-- Begin --

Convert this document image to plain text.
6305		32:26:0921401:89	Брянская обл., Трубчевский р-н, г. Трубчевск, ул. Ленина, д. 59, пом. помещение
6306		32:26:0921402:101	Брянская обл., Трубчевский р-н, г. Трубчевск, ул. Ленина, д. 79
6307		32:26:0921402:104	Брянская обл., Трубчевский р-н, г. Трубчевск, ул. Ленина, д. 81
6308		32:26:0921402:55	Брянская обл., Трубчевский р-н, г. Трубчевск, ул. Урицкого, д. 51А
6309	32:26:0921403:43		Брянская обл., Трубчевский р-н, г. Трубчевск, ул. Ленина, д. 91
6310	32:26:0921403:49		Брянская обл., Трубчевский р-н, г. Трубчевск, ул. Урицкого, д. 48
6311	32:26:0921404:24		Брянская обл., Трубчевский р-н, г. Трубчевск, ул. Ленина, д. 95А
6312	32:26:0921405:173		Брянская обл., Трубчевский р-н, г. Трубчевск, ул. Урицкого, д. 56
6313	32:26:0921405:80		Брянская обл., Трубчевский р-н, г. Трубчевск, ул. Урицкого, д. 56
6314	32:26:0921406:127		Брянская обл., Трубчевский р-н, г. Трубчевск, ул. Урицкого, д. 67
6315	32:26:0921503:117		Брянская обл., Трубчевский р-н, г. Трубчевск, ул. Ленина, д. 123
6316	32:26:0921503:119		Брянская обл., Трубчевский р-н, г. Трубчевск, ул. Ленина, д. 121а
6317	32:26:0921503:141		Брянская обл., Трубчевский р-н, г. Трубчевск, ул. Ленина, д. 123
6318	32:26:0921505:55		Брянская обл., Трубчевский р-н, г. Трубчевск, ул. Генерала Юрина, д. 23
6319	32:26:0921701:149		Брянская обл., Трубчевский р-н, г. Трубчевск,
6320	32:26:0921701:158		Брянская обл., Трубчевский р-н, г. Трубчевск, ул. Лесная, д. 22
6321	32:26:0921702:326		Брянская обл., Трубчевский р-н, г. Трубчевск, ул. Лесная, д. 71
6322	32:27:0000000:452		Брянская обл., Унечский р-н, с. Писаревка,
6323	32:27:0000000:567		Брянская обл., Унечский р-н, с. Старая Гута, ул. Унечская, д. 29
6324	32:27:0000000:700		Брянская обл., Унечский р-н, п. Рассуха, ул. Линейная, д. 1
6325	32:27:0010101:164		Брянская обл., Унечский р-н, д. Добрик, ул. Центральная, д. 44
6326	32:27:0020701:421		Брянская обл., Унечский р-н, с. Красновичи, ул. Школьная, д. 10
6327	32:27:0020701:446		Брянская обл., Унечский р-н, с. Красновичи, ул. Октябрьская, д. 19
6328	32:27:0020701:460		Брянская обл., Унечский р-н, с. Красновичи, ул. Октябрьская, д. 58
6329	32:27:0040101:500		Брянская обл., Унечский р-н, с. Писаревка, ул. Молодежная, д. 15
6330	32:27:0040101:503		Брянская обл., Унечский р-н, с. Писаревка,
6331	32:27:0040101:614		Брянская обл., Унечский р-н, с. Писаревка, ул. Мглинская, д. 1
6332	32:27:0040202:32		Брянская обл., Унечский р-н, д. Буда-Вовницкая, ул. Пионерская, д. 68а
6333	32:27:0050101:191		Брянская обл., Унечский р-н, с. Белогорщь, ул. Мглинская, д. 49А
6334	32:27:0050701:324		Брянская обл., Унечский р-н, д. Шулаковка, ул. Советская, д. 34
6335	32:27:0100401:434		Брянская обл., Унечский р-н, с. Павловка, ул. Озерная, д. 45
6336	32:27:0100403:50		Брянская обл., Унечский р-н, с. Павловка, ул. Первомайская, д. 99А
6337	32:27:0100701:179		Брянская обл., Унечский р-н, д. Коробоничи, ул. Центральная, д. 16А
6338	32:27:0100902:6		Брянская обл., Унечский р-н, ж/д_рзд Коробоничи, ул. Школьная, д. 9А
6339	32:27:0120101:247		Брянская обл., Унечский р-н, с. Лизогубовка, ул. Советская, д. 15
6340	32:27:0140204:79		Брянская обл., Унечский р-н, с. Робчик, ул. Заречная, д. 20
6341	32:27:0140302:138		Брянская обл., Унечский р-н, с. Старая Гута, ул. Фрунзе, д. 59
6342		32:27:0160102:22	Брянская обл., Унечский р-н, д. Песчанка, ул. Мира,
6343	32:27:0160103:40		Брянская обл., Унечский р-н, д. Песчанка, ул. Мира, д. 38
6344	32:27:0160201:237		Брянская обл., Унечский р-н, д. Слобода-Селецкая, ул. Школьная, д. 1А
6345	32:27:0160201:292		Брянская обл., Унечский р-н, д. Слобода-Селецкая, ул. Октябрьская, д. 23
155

-- End --

Report the number of lines in the listing where the string "Школьная" appears, and nothing besides.

3